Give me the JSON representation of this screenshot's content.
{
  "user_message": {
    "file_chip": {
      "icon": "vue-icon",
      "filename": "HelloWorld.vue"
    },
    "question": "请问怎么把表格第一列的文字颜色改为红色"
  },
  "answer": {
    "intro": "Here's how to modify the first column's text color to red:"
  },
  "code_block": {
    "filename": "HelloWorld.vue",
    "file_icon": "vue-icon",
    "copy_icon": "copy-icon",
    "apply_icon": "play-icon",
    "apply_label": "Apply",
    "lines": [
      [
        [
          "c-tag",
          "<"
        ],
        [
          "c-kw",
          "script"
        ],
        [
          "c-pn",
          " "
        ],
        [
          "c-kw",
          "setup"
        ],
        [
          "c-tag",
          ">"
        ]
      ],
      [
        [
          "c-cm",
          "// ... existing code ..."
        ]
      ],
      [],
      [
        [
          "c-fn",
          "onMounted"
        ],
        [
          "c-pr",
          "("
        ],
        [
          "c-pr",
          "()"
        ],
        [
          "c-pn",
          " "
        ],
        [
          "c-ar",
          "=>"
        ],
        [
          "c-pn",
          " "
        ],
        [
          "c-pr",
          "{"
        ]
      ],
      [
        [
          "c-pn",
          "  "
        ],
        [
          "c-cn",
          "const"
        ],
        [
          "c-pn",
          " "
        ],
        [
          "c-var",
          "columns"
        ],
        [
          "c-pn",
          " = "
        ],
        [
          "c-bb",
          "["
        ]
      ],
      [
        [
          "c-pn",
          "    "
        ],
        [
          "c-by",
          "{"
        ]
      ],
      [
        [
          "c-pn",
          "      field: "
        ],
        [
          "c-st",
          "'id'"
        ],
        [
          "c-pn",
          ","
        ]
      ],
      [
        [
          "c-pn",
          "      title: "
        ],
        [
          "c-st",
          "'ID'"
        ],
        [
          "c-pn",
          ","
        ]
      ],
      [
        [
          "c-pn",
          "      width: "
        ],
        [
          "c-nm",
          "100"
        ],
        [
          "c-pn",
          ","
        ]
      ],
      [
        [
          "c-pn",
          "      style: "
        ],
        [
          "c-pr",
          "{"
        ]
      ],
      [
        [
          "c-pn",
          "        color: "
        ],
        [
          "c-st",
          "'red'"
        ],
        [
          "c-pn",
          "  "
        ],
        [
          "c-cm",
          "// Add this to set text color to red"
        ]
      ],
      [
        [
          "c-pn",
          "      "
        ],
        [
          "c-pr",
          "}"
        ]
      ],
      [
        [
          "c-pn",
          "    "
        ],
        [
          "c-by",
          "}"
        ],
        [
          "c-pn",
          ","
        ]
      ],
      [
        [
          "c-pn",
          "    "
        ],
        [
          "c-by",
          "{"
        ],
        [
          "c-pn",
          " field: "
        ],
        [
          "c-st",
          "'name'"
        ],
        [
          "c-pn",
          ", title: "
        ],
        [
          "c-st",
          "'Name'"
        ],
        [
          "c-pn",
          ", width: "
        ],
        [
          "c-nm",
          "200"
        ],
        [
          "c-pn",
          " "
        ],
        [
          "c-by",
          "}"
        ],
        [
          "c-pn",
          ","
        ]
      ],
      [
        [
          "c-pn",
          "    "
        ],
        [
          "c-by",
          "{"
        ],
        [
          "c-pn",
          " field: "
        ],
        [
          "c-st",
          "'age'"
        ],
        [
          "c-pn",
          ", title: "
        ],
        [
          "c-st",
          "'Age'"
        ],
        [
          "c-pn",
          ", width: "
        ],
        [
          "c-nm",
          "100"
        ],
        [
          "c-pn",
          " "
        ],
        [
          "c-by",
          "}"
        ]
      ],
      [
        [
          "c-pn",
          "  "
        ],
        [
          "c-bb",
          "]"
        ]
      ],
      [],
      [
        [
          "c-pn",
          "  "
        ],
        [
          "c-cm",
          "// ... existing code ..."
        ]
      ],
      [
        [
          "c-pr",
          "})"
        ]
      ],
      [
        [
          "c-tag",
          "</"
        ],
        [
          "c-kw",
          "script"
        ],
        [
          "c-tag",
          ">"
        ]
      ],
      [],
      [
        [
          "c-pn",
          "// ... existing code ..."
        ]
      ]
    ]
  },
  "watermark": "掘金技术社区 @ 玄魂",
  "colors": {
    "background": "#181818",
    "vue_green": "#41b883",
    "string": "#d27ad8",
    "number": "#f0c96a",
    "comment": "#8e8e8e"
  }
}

········

◆ **Exercise description**
Copy each entry exactly, with nothing added or dropped.

◆ **Response for this exercise**
Give me the JSON representation of this screenshot's content.
{
  "user_message": {
    "file_chip": {
      "icon": "vue-icon",
      "filename": "HelloWorld.vue"
    },
    "question": "请问怎么把表格第一列的文字颜色改为红色"
  },
  "answer": {
    "intro": "Here's how to modify the first column's text color to red:"
  },
  "code_block": {
    "filename": "HelloWorld.vue",
    "file_icon": "vue-icon",
    "copy_icon": "copy-icon",
    "apply_icon": "play-icon",
    "apply_label": "Apply",
    "lines": [
      [
        [
          "c-tag",
          "<"
        ],
        [
          "c-kw",
          "script"
        ],
        [
          "c-pn",
          " "
        ],
        [
          "c-kw",
          "setup"
        ],
        [
          "c-tag",
          ">"
        ]
      ],
      [
        [
          "c-cm",
          "// ... existing code ..."
        ]
      ],
      [],
      [
        [
          "c-fn",
          "onMounted"
        ],
        [
          "c-pr",
          "("
        ],
        [
          "c-pr",
          "()"
        ],
        [
          "c-pn",
          " "
        ],
        [
          "c-ar",
          "=>"
        ],
        [
          "c-pn",
          " "
        ],
        [
          "c-pr",
          "{"
        ]
      ],
      [
        [
          "c-pn",
          "  "
        ],
        [
          "c-cn",
          "const"
        ],
        [
          "c-pn",
          " "
        ],
        [
          "c-var",
          "columns"
        ],
        [
          "c-pn",
          " = "
        ],
        [
          "c-bb",
          "["
        ]
      ],
      [
        [
          "c-pn",
          "    "
        ],
        [
          "c-by",
          "{"
        ]
      ],
      [
        [
          "c-pn",
          "      field: "
        ],
        [
          "c-st",
          "'id'"
        ],
        [
          "c-pn",
          ","
        ]
      ],
      [
        [
          "c-pn",
          "      title: "
        ],
        [
          "c-st",
          "'ID'"
        ],
        [
          "c-pn",
          ","
        ]
      ],
      [
        [
          "c-pn",
          "      width: "
        ],
        [
          "c-nm",
          "100"
        ],
        [
          "c-pn",
          ","
        ]
      ],
      [
        [
          "c-pn",
          "      style: "
        ],
        [
          "c-pr",
          "{"
        ]
      ],
      [
        [
          "c-pn",
          "        color: "
        ],
        [
          "c-st",
          "'red'"
        ],
        [
          "c-pn",
          "  "
        ],
        [
          "c-cm",
          "// Add this to set text color to red"
        ]
      ],
      [
        [
          "c-pn",
          "      "
        ],
        [
          "c-pr",
          "}"
        ]
      ],
      [
        [
          "c-pn",
          "    "
        ],
        [
          "c-by",
          "}"
        ],
        [
          "c-pn",
          ","
        ]
      ],
      [
        [
          "c-pn",
          "    "
        ],
        [
          "c-by",
          "{"
        ],
        [
          "c-pn",
          " field: "
        ],
        [
          "c-st",
          "'name'"
        ],
        [
          "c-pn",
          ", title: "
        ],
        [
          "c-st",
          "'Name'"
        ],
        [
          "c-pn",
          ", width: "
        ],
        [
          "c-nm",
          "200"
        ],
        [
          "c-pn",
          " "
        ],
        [
          "c-by",
          "}"
        ],
        [
          "c-pn",
          ","
        ]
      ],
      [
        [
          "c-pn",
          "    "
        ],
        [
          "c-by",
          "{"
        ],
        [
          "c-pn",
          " field: "
        ],
        [
          "c-st",
          "'age'"
        ],
        [
          "c-pn",
          ", title: "
        ],
        [
          "c-st",
          "'Age'"
        ],
        [
          "c-pn",
          ", width: "
        ],
        [
          "c-nm",
          "100"
        ],
        [
          "c-pn",
          " "
        ],
        [
          "c-by",
          "}"
        ]
      ],
      [
        [
          "c-pn",
          "  "
        ],
        [
          "c-bb",
          "]"
        ]
      ],
      [],
      [
        [
          "c-pn",
          "  "
        ],
        [
          "c-cm",
          "// ... existing code ..."
        ]
      ],
      [
        [
          "c-pr",
          "})"
        ]
      ],
      [
        [
          "c-tag",
          "</"
        ],
        [
          "c-kw",
          "script"
        ],
        [
          "c-tag",
          ">"
        ]
      ],
      [],
      [
        [
          "c-pn",
          "// ... existing code ..."
        ]
      ]
    ]
  },
  "watermark": "掘金技术社区 @ 玄魂",
  "colors": {
    "background": "#181818",
    "vue_green": "#41b883",
    "string": "#d27ad8",
    "number": "#f0c96a",
    "comment": "#8e8e8e"
  }
}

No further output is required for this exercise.